— OBJECTIVE —
Reproduce the entries below in full, word for word.

— LISTING —
────────
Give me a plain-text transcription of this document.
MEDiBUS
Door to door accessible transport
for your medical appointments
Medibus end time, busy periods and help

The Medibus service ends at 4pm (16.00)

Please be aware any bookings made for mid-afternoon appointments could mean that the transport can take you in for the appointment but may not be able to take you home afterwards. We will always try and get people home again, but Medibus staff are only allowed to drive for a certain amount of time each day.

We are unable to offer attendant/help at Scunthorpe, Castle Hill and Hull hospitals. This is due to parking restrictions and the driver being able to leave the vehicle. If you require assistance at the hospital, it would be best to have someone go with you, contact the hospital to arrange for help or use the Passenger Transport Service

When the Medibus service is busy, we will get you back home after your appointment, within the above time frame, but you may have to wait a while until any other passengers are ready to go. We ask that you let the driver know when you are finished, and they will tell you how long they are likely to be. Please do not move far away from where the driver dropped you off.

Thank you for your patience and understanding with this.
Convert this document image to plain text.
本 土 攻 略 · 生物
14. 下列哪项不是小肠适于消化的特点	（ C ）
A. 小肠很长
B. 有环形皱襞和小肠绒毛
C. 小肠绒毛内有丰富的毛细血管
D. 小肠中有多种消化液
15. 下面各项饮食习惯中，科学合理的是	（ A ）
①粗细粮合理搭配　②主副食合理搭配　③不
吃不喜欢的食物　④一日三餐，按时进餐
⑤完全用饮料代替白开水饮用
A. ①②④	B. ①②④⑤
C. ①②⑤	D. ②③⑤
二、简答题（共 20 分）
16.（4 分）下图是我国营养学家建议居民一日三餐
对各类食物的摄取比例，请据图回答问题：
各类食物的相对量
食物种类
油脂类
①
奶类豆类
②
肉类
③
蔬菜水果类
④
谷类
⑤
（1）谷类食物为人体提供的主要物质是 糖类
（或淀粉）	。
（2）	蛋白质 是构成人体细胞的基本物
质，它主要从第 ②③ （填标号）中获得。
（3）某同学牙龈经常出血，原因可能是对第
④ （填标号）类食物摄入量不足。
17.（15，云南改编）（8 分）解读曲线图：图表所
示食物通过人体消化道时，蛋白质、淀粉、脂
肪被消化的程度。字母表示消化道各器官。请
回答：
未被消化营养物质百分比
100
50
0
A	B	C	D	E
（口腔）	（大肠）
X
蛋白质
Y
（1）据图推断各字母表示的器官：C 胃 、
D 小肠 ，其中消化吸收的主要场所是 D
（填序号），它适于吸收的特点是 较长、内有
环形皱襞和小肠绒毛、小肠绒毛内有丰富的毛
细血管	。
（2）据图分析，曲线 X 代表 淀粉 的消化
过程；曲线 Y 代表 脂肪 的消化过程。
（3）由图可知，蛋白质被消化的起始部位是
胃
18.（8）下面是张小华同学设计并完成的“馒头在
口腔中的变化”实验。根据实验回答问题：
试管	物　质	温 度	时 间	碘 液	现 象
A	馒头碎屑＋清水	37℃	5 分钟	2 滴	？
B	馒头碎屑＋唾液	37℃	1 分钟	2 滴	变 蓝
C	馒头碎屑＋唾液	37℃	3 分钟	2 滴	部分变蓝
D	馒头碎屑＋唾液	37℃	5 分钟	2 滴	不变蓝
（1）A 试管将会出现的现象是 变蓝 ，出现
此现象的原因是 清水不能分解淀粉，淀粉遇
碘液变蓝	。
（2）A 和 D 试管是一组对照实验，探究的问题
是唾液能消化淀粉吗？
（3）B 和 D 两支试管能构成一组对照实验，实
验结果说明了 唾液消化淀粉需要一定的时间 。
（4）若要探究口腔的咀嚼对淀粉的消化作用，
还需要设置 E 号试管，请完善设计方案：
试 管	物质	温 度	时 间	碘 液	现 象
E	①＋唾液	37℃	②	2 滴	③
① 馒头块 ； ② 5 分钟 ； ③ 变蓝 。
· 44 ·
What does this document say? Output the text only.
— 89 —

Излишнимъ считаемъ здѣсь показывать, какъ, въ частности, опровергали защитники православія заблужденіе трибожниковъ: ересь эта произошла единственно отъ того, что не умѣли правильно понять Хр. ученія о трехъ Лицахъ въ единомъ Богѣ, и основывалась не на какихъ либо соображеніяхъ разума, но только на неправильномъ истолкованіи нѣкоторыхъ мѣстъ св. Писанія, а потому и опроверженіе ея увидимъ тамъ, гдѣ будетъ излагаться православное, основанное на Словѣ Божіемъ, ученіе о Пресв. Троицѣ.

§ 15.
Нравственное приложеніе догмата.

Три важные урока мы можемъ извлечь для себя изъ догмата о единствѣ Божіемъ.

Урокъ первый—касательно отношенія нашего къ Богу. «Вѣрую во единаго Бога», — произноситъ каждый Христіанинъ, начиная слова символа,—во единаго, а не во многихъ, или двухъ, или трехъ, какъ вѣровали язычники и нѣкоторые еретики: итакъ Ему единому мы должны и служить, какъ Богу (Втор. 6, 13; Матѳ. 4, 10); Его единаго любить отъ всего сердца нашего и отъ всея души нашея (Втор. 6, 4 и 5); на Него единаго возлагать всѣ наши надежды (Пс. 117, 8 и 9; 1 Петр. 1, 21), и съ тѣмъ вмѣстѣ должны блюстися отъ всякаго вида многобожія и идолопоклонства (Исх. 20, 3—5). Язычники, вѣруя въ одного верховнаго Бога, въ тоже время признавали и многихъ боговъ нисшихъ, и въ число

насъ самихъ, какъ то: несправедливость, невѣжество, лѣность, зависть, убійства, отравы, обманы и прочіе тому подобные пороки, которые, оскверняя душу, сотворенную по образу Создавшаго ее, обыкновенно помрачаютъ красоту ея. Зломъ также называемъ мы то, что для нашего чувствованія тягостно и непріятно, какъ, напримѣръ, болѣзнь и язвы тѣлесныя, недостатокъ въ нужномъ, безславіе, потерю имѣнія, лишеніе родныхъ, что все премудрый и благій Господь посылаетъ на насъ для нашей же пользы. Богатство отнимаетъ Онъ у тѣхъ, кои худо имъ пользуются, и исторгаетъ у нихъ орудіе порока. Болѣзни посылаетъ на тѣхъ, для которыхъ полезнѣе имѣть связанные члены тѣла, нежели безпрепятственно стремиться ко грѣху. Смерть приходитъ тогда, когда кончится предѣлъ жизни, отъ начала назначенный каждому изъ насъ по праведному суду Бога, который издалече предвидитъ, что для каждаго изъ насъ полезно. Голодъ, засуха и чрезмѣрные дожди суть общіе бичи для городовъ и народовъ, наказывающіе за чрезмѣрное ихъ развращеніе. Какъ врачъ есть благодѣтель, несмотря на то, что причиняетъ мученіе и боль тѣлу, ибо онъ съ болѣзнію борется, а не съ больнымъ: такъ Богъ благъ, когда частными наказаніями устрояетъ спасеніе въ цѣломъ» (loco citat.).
────────
— SOLUTION TO THIS TASK —
Give me a plain-text transcription of this document.
MEDiBUS
Door to door accessible transport
for your medical appointments
Medibus end time, busy periods and help

The Medibus service ends at 4pm (16.00)

Please be aware any bookings made for mid-afternoon appointments could mean that the transport can take you in for the appointment but may not be able to take you home afterwards. We will always try and get people home again, but Medibus staff are only allowed to drive for a certain amount of time each day.

We are unable to offer attendant/help at Scunthorpe, Castle Hill and Hull hospitals. This is due to parking restrictions and the driver being able to leave the vehicle. If you require assistance at the hospital, it would be best to have someone go with you, contact the hospital to arrange for help or use the Passenger Transport Service

When the Medibus service is busy, we will get you back home after your appointment, within the above time frame, but you may have to wait a while until any other passengers are ready to go. We ask that you let the driver know when you are finished, and they will tell you how long they are likely to be. Please do not move far away from where the driver dropped you off.

Thank you for your patience and understanding with this.
Convert this document image to plain text.
本 土 攻 略 · 生物
14. 下列哪项不是小肠适于消化的特点	（ C ）
A. 小肠很长
B. 有环形皱襞和小肠绒毛
C. 小肠绒毛内有丰富的毛细血管
D. 小肠中有多种消化液
15. 下面各项饮食习惯中，科学合理的是	（ A ）
①粗细粮合理搭配　②主副食合理搭配　③不
吃不喜欢的食物　④一日三餐，按时进餐
⑤完全用饮料代替白开水饮用
A. ①②④	B. ①②④⑤
C. ①②⑤	D. ②③⑤
二、简答题（共 20 分）
16.（4 分）下图是我国营养学家建议居民一日三餐
对各类食物的摄取比例，请据图回答问题：
各类食物的相对量
食物种类
油脂类
①
奶类豆类
②
肉类
③
蔬菜水果类
④
谷类
⑤
（1）谷类食物为人体提供的主要物质是 糖类
（或淀粉）	。
（2）	蛋白质 是构成人体细胞的基本物
质，它主要从第 ②③ （填标号）中获得。
（3）某同学牙龈经常出血，原因可能是对第
④ （填标号）类食物摄入量不足。
17.（15，云南改编）（8 分）解读曲线图：图表所
示食物通过人体消化道时，蛋白质、淀粉、脂
肪被消化的程度。字母表示消化道各器官。请
回答：
未被消化营养物质百分比
100
50
0
A	B	C	D	E
（口腔）	（大肠）
X
蛋白质
Y
（1）据图推断各字母表示的器官：C 胃 、
D 小肠 ，其中消化吸收的主要场所是 D
（填序号），它适于吸收的特点是 较长、内有
环形皱襞和小肠绒毛、小肠绒毛内有丰富的毛
细血管	。
（2）据图分析，曲线 X 代表 淀粉 的消化
过程；曲线 Y 代表 脂肪 的消化过程。
（3）由图可知，蛋白质被消化的起始部位是
胃
18.（8）下面是张小华同学设计并完成的“馒头在
口腔中的变化”实验。根据实验回答问题：
试管	物　质	温 度	时 间	碘 液	现 象
A	馒头碎屑＋清水	37℃	5 分钟	2 滴	？
B	馒头碎屑＋唾液	37℃	1 分钟	2 滴	变 蓝
C	馒头碎屑＋唾液	37℃	3 分钟	2 滴	部分变蓝
D	馒头碎屑＋唾液	37℃	5 分钟	2 滴	不变蓝
（1）A 试管将会出现的现象是 变蓝 ，出现
此现象的原因是 清水不能分解淀粉，淀粉遇
碘液变蓝	。
（2）A 和 D 试管是一组对照实验，探究的问题
是唾液能消化淀粉吗？
（3）B 和 D 两支试管能构成一组对照实验，实
验结果说明了 唾液消化淀粉需要一定的时间 。
（4）若要探究口腔的咀嚼对淀粉的消化作用，
还需要设置 E 号试管，请完善设计方案：
试 管	物质	温 度	时 间	碘 液	现 象
E	①＋唾液	37℃	②	2 滴	③
① 馒头块 ； ② 5 分钟 ； ③ 变蓝 。
· 44 ·
What does this document say? Output the text only.
— 89 —

Излишнимъ считаемъ здѣсь показывать, какъ, въ частности, опровергали защитники православія заблужденіе трибожниковъ: ересь эта произошла единственно отъ того, что не умѣли правильно понять Хр. ученія о трехъ Лицахъ въ единомъ Богѣ, и основывалась не на какихъ либо соображеніяхъ разума, но только на неправильномъ истолкованіи нѣкоторыхъ мѣстъ св. Писанія, а потому и опроверженіе ея увидимъ тамъ, гдѣ будетъ излагаться православное, основанное на Словѣ Божіемъ, ученіе о Пресв. Троицѣ.

§ 15.
Нравственное приложеніе догмата.

Три важные урока мы можемъ извлечь для себя изъ догмата о единствѣ Божіемъ.

Урокъ первый—касательно отношенія нашего къ Богу. «Вѣрую во единаго Бога», — произноситъ каждый Христіанинъ, начиная слова символа,—во единаго, а не во многихъ, или двухъ, или трехъ, какъ вѣровали язычники и нѣкоторые еретики: итакъ Ему единому мы должны и служить, какъ Богу (Втор. 6, 13; Матѳ. 4, 10); Его единаго любить отъ всего сердца нашего и отъ всея души нашея (Втор. 6, 4 и 5); на Него единаго возлагать всѣ наши надежды (Пс. 117, 8 и 9; 1 Петр. 1, 21), и съ тѣмъ вмѣстѣ должны блюстися отъ всякаго вида многобожія и идолопоклонства (Исх. 20, 3—5). Язычники, вѣруя въ одного верховнаго Бога, въ тоже время признавали и многихъ боговъ нисшихъ, и въ число

насъ самихъ, какъ то: несправедливость, невѣжество, лѣность, зависть, убійства, отравы, обманы и прочіе тому подобные пороки, которые, оскверняя душу, сотворенную по образу Создавшаго ее, обыкновенно помрачаютъ красоту ея. Зломъ также называемъ мы то, что для нашего чувствованія тягостно и непріятно, какъ, напримѣръ, болѣзнь и язвы тѣлесныя, недостатокъ въ нужномъ, безславіе, потерю имѣнія, лишеніе родныхъ, что все премудрый и благій Господь посылаетъ на насъ для нашей же пользы. Богатство отнимаетъ Онъ у тѣхъ, кои худо имъ пользуются, и исторгаетъ у нихъ орудіе порока. Болѣзни посылаетъ на тѣхъ, для которыхъ полезнѣе имѣть связанные члены тѣла, нежели безпрепятственно стремиться ко грѣху. Смерть приходитъ тогда, когда кончится предѣлъ жизни, отъ начала назначенный каждому изъ насъ по праведному суду Бога, который издалече предвидитъ, что для каждаго изъ насъ полезно. Голодъ, засуха и чрезмѣрные дожди суть общіе бичи для городовъ и народовъ, наказывающіе за чрезмѣрное ихъ развращеніе. Какъ врачъ есть благодѣтель, несмотря на то, что причиняетъ мученіе и боль тѣлу, ибо онъ съ болѣзнію борется, а не съ больнымъ: такъ Богъ благъ, когда частными наказаніями устрояетъ спасеніе въ цѣломъ» (loco citat.).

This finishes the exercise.